• **RECORDS TO PROCESS**:
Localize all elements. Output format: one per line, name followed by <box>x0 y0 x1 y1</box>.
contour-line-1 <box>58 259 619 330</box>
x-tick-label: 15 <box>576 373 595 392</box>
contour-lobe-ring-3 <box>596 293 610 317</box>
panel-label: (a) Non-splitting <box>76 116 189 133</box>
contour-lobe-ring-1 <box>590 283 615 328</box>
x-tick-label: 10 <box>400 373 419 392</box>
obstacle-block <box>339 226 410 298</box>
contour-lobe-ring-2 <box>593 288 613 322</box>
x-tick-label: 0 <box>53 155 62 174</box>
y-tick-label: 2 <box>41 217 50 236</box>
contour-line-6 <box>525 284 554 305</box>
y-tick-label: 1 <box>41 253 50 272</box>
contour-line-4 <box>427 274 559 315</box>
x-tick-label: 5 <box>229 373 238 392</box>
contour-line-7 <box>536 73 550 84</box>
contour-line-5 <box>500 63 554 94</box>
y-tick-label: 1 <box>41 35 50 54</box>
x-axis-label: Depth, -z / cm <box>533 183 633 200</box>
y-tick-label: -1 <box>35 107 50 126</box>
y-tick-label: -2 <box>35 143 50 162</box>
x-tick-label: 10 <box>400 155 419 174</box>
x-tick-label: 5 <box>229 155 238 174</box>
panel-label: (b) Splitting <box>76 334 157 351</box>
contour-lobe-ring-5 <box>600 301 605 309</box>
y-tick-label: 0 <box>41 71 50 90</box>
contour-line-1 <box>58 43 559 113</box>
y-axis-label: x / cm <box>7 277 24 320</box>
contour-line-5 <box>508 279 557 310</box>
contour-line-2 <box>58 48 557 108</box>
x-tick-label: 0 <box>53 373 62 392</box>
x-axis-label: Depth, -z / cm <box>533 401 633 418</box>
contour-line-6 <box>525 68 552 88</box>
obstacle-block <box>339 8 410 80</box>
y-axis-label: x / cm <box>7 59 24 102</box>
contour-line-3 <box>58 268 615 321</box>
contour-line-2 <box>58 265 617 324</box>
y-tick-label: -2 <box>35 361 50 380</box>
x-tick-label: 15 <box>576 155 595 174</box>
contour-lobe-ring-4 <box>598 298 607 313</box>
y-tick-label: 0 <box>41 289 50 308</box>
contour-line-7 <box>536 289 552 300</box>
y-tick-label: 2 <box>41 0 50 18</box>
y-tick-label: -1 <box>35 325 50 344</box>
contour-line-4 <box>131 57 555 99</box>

• **EXERCISE PROMPT**: Copy the records word for word, starting with their first line and ending with the line that contains "contour-line-6 <box>525 68 552 88</box>", both included.

• **TASK ANSWER**:
Localize all elements. Output format: one per line, name followed by <box>x0 y0 x1 y1</box>.
contour-line-1 <box>58 259 619 330</box>
x-tick-label: 15 <box>576 373 595 392</box>
contour-lobe-ring-3 <box>596 293 610 317</box>
panel-label: (a) Non-splitting <box>76 116 189 133</box>
contour-lobe-ring-1 <box>590 283 615 328</box>
x-tick-label: 10 <box>400 373 419 392</box>
obstacle-block <box>339 226 410 298</box>
contour-lobe-ring-2 <box>593 288 613 322</box>
x-tick-label: 0 <box>53 155 62 174</box>
y-tick-label: 2 <box>41 217 50 236</box>
contour-line-6 <box>525 284 554 305</box>
y-tick-label: 1 <box>41 253 50 272</box>
contour-line-4 <box>427 274 559 315</box>
x-tick-label: 5 <box>229 373 238 392</box>
contour-line-7 <box>536 73 550 84</box>
contour-line-5 <box>500 63 554 94</box>
y-tick-label: 1 <box>41 35 50 54</box>
x-axis-label: Depth, -z / cm <box>533 183 633 200</box>
y-tick-label: -1 <box>35 107 50 126</box>
y-tick-label: -2 <box>35 143 50 162</box>
x-tick-label: 10 <box>400 155 419 174</box>
x-tick-label: 5 <box>229 155 238 174</box>
panel-label: (b) Splitting <box>76 334 157 351</box>
contour-lobe-ring-5 <box>600 301 605 309</box>
y-tick-label: 0 <box>41 71 50 90</box>
contour-line-1 <box>58 43 559 113</box>
y-axis-label: x / cm <box>7 277 24 320</box>
contour-line-5 <box>508 279 557 310</box>
contour-line-2 <box>58 48 557 108</box>
x-tick-label: 0 <box>53 373 62 392</box>
x-axis-label: Depth, -z / cm <box>533 401 633 418</box>
contour-line-6 <box>525 68 552 88</box>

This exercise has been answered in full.